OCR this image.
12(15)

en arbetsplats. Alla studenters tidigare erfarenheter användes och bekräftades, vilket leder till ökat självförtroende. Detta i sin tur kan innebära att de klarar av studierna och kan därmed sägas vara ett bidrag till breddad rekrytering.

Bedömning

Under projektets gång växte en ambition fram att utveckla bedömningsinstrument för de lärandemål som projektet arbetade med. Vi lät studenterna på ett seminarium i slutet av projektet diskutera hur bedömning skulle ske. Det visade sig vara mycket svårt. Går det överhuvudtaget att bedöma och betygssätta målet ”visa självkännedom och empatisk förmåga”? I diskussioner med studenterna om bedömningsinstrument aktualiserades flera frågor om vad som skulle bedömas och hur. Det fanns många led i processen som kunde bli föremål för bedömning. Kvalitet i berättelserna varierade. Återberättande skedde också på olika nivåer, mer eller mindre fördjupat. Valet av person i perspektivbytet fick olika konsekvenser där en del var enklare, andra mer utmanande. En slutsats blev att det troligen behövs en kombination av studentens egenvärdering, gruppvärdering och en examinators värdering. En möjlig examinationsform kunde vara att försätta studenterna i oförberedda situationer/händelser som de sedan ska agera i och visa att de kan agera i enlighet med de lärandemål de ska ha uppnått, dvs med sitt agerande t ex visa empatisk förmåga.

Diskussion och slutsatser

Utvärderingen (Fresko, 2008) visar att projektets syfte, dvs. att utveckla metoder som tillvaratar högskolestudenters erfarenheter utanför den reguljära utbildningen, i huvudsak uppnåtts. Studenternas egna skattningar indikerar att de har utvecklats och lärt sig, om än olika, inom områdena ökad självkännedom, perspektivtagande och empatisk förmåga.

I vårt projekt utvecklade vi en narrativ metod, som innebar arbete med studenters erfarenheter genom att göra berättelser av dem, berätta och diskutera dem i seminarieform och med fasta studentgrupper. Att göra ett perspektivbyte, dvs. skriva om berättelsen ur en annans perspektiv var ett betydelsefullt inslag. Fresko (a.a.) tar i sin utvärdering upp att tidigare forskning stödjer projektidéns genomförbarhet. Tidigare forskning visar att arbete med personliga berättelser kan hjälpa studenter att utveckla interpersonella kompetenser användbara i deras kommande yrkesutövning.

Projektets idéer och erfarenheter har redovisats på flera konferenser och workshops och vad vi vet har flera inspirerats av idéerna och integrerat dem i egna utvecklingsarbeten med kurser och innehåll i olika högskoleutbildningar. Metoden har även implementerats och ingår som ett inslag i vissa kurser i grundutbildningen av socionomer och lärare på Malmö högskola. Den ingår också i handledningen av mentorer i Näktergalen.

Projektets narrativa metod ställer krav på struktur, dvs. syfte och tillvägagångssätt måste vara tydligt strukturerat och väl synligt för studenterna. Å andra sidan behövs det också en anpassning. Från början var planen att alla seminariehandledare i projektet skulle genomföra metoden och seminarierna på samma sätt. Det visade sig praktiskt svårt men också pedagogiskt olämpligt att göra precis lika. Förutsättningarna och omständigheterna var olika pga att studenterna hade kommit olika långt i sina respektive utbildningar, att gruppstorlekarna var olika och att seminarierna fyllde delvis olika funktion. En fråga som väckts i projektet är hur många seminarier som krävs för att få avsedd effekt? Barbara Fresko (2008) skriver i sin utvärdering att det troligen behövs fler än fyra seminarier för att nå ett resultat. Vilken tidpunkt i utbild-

(REQUIRED WORK):
Would you retype the records above without changing a word?

(TASK RESULT):
OCR this image.
12(15)

en arbetsplats. Alla studenters tidigare erfarenheter användes och bekräftades, vilket leder till ökat självförtroende. Detta i sin tur kan innebära att de klarar av studierna och kan därmed sägas vara ett bidrag till breddad rekrytering.

Bedömning

Under projektets gång växte en ambition fram att utveckla bedömningsinstrument för de lärandemål som projektet arbetade med. Vi lät studenterna på ett seminarium i slutet av projektet diskutera hur bedömning skulle ske. Det visade sig vara mycket svårt. Går det överhuvudtaget att bedöma och betygssätta målet ”visa självkännedom och empatisk förmåga”? I diskussioner med studenterna om bedömningsinstrument aktualiserades flera frågor om vad som skulle bedömas och hur. Det fanns många led i processen som kunde bli föremål för bedömning. Kvalitet i berättelserna varierade. Återberättande skedde också på olika nivåer, mer eller mindre fördjupat. Valet av person i perspektivbytet fick olika konsekvenser där en del var enklare, andra mer utmanande. En slutsats blev att det troligen behövs en kombination av studentens egenvärdering, gruppvärdering och en examinators värdering. En möjlig examinationsform kunde vara att försätta studenterna i oförberedda situationer/händelser som de sedan ska agera i och visa att de kan agera i enlighet med de lärandemål de ska ha uppnått, dvs med sitt agerande t ex visa empatisk förmåga.

Diskussion och slutsatser

Utvärderingen (Fresko, 2008) visar att projektets syfte, dvs. att utveckla metoder som tillvaratar högskolestudenters erfarenheter utanför den reguljära utbildningen, i huvudsak uppnåtts. Studenternas egna skattningar indikerar att de har utvecklats och lärt sig, om än olika, inom områdena ökad självkännedom, perspektivtagande och empatisk förmåga.

I vårt projekt utvecklade vi en narrativ metod, som innebar arbete med studenters erfarenheter genom att göra berättelser av dem, berätta och diskutera dem i seminarieform och med fasta studentgrupper. Att göra ett perspektivbyte, dvs. skriva om berättelsen ur en annans perspektiv var ett betydelsefullt inslag. Fresko (a.a.) tar i sin utvärdering upp att tidigare forskning stödjer projektidéns genomförbarhet. Tidigare forskning visar att arbete med personliga berättelser kan hjälpa studenter att utveckla interpersonella kompetenser användbara i deras kommande yrkesutövning.

Projektets idéer och erfarenheter har redovisats på flera konferenser och workshops och vad vi vet har flera inspirerats av idéerna och integrerat dem i egna utvecklingsarbeten med kurser och innehåll i olika högskoleutbildningar. Metoden har även implementerats och ingår som ett inslag i vissa kurser i grundutbildningen av socionomer och lärare på Malmö högskola. Den ingår också i handledningen av mentorer i Näktergalen.

Projektets narrativa metod ställer krav på struktur, dvs. syfte och tillvägagångssätt måste vara tydligt strukturerat och väl synligt för studenterna. Å andra sidan behövs det också en anpassning. Från början var planen att alla seminariehandledare i projektet skulle genomföra metoden och seminarierna på samma sätt. Det visade sig praktiskt svårt men också pedagogiskt olämpligt att göra precis lika. Förutsättningarna och omständigheterna var olika pga att studenterna hade kommit olika långt i sina respektive utbildningar, att gruppstorlekarna var olika och att seminarierna fyllde delvis olika funktion. En fråga som väckts i projektet är hur många seminarier som krävs för att få avsedd effekt? Barbara Fresko (2008) skriver i sin utvärdering att det troligen behövs fler än fyra seminarier för att nå ett resultat. Vilken tidpunkt i utbild-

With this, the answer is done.